• _SET TASK_
List every filling ingredient in the pull-apart bread recipe below, with the amount given for each.

• _PASSAGE GIVEN_
Christmas Baking DIY Gift Idea

Cinnamon Sugar Pull-Apart Bread

My youngest daughter Britney, a college student, came over yesterday, Sunday so we could have a mother daughter baking day.  She decided to bake gifts for everyone at her work and a few of her school friends. Her little apartment kitchen would never accommodate this task, so she came home to cook in my kitchen, which has double ovens... (smart girl!!!).  I admit it was a total blessing...  I love when she visits!  We made a total of eight batches of Cinnamon Sugar Pull Apart Bread... (Soooo Yummy!).  
A friend of hers had posted this recipe to her Facebook page. It is a fairly easy recipe, but it does involve a bit of time because you have to knead the dough and then allow the dough to rise in between steps.  Making one or two batches would have be a breeze... But we made 8 batches... and from start to finish, including allowing to completely cool and wrap as gifts, it took us a total of about 7 hours.  The kitchen pretty much looked like a war zone when we were finished because we used so many bowls and utensils, but we had a complete blast! (Now if we only had a maid to clean it all up... hehe)
Recipe -
Cinnamon Sugar Pull-Apart Bread 
Makes: approximately one 9 x 5 x 3-inch loaf
(Note: we deviated by using  4 x 8 x 3 disposable foil loaf pans - so we made 10 loafs from 8 batches)
Dough Ingredients:
2 3/4 cups, plus 2 tablespoons all-purpose flour
1/4 cup granulated sugar
2 1/4 teaspoons (1 envelope) active dry yeast
1/2 teaspoon salt
2 ounces unsalted butter
1/3 cup whole milk
1/4 cup water
2 large eggs, at room temperature
1 teaspoon pure vanilla extract
Filling Ingredients:
1 cup granulated sugar
2 teaspoons ground cinnamon
1/2 teaspoon fresh ground nutmeg
2 ounces unsalted butter, melted until browned
In a large mixing bowl (I used just the bowl of my stand mixer) whisk together 2 cups flour, sugar, yeast, and salt.  Set aside.
Whisk together eggs and set aside.
In a small saucepan, melt together milk and butter until butter has just melted.  Remove from the heat and add water and vanilla extract.  Let mixture stand for a minute or two, or until the mixture registers 115 to 125 degrees F.
Pour the milk mixture into the dry ingredients and mix with a spatula.  Add the eggs and stir the mixture until the eggs are incorporated into the batter.  The eggs will feel soupy and it’ll seem like the dough and the eggs are never going to come together.  Keep stirring.  Add the remaining 3/4 cup of flour and stir with the spatula for about 2 minutes.  The mixture will be sticky.  That’s just right.
Place the dough is a large,  greased bowl.  Cover with plastic wrap and a clean kitchen towel.  Place in a warm space and allow to rest until doubled in size, about 1 hour.  Then continue to next step... (Optional: the dough can be risen until doubled in size, then refrigerated overnight for use in the morning.  If you’re using this method, just let the dough rest on the counter for 30 minutes in the morning before following the roll-out directions below).
While the dough rises, whisk together the sugar, cinnamon and nutmeg for the filling.  Set aside.  Melt 2 ounces of butter until browned.  Set aside.  Grease and flour a 9x5x3-inch  loaf pan, then set aside. (Note: if you are using foil disposable pans, you do not need to grease them).

• _PROVIDED RECORDS_
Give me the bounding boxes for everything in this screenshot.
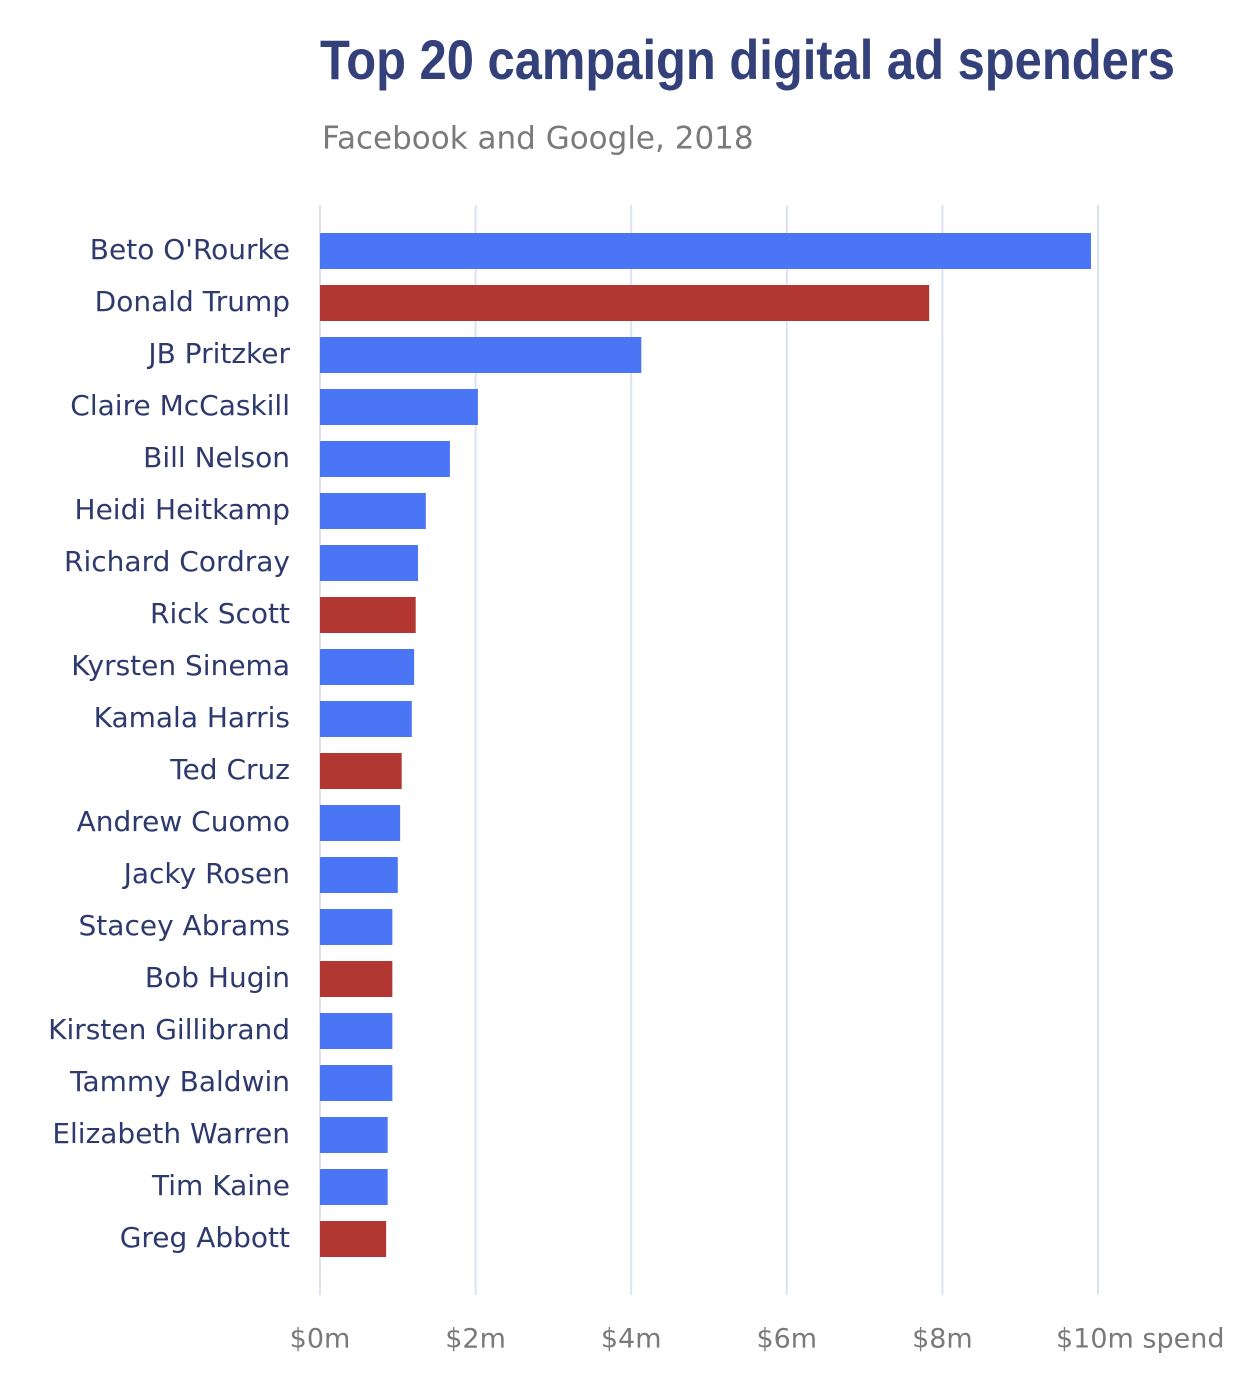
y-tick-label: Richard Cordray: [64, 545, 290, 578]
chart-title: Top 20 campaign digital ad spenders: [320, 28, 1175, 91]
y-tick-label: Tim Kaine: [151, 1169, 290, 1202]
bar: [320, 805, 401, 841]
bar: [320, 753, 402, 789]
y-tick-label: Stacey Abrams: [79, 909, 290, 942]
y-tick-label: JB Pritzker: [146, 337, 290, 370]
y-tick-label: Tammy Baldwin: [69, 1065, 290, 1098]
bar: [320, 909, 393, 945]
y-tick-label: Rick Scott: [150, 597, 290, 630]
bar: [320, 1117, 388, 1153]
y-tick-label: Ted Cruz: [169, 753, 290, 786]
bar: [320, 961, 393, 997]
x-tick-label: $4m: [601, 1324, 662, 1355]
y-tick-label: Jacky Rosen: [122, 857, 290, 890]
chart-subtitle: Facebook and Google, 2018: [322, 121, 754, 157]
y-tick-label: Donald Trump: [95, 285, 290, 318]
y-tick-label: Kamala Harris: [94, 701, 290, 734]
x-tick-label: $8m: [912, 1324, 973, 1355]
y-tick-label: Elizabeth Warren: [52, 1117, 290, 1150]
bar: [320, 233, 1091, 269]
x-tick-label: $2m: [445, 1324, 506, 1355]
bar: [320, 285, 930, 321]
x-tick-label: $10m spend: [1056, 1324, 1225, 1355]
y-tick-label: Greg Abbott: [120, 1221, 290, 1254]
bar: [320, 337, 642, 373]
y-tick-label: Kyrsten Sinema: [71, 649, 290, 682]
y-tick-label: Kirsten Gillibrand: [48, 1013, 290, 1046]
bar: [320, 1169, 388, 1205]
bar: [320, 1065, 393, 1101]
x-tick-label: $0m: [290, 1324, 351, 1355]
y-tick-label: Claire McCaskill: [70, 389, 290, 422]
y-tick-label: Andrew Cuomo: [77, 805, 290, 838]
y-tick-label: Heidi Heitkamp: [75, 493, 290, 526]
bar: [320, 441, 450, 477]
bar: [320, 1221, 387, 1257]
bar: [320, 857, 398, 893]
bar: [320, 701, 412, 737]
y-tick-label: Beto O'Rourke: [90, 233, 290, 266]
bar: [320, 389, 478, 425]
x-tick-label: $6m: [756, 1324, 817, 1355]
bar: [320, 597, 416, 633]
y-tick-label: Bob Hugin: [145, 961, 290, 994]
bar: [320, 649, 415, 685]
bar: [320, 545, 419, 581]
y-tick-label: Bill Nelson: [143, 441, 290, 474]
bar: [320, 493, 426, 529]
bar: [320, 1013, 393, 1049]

• _RESULT OF THE EXERCISE_
- 1 cup granulated sugar
- 2 teaspoons ground cinnamon
- 1/2 teaspoon fresh ground nutmeg
- 2 ounces unsalted butter, melted until browned